----- MATERIAL SUPPLIED
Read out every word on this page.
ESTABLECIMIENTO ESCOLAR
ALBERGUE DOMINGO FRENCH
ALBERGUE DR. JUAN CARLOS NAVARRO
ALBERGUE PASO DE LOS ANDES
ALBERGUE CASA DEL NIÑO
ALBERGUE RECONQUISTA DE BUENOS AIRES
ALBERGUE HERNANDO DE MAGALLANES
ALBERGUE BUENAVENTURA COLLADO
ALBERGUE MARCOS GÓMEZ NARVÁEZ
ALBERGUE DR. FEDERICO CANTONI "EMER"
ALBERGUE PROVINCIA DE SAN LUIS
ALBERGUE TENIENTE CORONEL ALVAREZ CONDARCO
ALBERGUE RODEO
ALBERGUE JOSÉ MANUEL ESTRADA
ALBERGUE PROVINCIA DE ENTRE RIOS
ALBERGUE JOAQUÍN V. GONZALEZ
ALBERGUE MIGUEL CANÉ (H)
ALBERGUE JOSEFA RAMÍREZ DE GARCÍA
----------
▶ **WORK TO BE COMPLETED**:
Copy out every line with the word "PROVINCIA".

▶ **RESPONSE FOR THIS EXERCISE**:
ALBERGUE PROVINCIA DE SAN LUIS
ALBERGUE PROVINCIA DE ENTRE RIOS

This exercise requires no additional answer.